TASK DETAILS: Copy out each line below that has the word "close" in it.

DATA PROVIDED:
----------------

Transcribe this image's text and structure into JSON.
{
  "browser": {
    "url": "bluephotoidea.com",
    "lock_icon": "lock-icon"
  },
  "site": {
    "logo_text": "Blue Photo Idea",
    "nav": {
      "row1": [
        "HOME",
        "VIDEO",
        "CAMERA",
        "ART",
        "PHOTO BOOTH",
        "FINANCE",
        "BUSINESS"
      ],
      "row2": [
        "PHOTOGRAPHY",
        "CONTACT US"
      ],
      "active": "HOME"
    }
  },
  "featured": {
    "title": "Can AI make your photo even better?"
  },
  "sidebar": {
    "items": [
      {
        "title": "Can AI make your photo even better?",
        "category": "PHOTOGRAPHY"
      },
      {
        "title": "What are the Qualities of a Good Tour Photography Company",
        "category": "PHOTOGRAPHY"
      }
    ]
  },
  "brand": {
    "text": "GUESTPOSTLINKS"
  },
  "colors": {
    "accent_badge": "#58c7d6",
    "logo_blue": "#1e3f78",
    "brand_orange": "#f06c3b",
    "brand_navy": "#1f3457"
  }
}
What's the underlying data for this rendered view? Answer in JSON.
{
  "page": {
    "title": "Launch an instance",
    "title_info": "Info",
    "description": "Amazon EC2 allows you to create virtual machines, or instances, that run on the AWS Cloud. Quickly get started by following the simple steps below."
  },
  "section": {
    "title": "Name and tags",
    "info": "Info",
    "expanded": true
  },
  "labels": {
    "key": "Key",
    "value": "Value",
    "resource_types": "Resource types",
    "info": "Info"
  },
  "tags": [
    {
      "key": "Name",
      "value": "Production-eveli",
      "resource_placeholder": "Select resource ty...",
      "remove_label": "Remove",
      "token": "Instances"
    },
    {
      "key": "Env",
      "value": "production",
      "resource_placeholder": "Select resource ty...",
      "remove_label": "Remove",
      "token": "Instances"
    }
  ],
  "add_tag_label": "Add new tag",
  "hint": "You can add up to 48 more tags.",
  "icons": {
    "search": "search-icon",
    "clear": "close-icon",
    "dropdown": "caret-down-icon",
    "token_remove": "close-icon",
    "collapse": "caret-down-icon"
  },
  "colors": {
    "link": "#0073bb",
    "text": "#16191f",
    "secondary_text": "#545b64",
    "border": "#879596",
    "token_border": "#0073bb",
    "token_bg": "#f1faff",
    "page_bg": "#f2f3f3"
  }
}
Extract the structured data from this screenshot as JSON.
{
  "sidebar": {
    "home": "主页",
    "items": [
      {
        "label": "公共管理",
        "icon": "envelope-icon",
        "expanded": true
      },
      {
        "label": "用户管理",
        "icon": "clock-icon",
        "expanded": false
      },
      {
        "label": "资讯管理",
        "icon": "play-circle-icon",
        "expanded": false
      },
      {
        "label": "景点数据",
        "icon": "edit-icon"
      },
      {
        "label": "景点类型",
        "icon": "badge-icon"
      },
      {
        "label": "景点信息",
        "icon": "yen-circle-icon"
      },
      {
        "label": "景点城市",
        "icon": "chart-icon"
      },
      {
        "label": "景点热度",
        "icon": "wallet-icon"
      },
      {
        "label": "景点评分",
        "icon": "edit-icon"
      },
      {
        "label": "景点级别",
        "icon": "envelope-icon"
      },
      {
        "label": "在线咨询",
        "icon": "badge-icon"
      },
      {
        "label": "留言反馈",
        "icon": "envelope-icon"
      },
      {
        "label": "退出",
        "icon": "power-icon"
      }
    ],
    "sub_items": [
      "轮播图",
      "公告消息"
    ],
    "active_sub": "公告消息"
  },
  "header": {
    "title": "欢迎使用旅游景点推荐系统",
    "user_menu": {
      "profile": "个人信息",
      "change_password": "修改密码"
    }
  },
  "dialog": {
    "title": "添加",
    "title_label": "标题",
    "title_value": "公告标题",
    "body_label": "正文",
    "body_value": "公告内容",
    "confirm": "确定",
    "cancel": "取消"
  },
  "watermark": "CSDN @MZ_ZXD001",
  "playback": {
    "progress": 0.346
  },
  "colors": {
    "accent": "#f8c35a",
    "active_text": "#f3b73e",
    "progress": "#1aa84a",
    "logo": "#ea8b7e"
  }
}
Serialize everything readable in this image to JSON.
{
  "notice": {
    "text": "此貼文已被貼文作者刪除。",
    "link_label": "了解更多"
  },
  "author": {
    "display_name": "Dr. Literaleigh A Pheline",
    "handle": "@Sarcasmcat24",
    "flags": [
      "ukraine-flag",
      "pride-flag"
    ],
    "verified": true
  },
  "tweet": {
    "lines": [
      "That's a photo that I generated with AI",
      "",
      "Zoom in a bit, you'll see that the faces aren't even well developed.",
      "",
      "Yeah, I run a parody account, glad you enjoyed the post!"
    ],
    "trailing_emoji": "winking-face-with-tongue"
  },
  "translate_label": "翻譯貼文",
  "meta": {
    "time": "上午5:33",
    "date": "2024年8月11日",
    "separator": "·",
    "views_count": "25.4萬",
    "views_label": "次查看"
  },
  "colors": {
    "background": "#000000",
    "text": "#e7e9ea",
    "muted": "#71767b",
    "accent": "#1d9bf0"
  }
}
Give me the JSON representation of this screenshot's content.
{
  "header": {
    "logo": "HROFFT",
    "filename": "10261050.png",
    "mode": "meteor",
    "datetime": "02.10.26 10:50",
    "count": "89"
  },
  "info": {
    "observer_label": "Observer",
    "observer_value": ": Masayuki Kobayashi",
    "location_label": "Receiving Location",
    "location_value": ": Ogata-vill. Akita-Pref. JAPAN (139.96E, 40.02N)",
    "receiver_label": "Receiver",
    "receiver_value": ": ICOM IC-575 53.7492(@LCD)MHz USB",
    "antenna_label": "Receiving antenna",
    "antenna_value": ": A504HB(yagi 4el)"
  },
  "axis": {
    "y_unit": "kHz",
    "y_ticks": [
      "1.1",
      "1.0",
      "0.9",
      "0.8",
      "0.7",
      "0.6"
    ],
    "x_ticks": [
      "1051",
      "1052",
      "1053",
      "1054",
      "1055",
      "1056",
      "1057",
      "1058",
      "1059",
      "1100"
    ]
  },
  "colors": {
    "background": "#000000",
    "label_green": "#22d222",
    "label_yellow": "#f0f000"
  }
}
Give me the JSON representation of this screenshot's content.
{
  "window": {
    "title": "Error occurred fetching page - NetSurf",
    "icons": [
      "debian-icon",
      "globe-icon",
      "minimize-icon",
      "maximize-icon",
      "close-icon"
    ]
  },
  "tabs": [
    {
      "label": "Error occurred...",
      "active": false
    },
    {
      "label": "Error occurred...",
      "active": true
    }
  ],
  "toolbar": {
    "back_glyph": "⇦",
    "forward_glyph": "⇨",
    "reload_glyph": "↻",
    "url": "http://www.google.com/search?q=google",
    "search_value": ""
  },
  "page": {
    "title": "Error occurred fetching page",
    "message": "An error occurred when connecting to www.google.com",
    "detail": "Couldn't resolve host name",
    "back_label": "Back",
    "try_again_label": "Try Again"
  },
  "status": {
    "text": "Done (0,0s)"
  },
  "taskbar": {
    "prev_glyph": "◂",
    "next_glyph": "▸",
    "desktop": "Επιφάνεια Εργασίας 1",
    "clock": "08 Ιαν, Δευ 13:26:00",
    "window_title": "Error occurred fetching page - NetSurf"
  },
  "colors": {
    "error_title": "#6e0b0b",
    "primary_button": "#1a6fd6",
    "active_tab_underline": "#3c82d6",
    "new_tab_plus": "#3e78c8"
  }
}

----------------

CORRECT OUTPUT:
    "clear": "close-icon",
    "token_remove": "close-icon",
      "close-icon"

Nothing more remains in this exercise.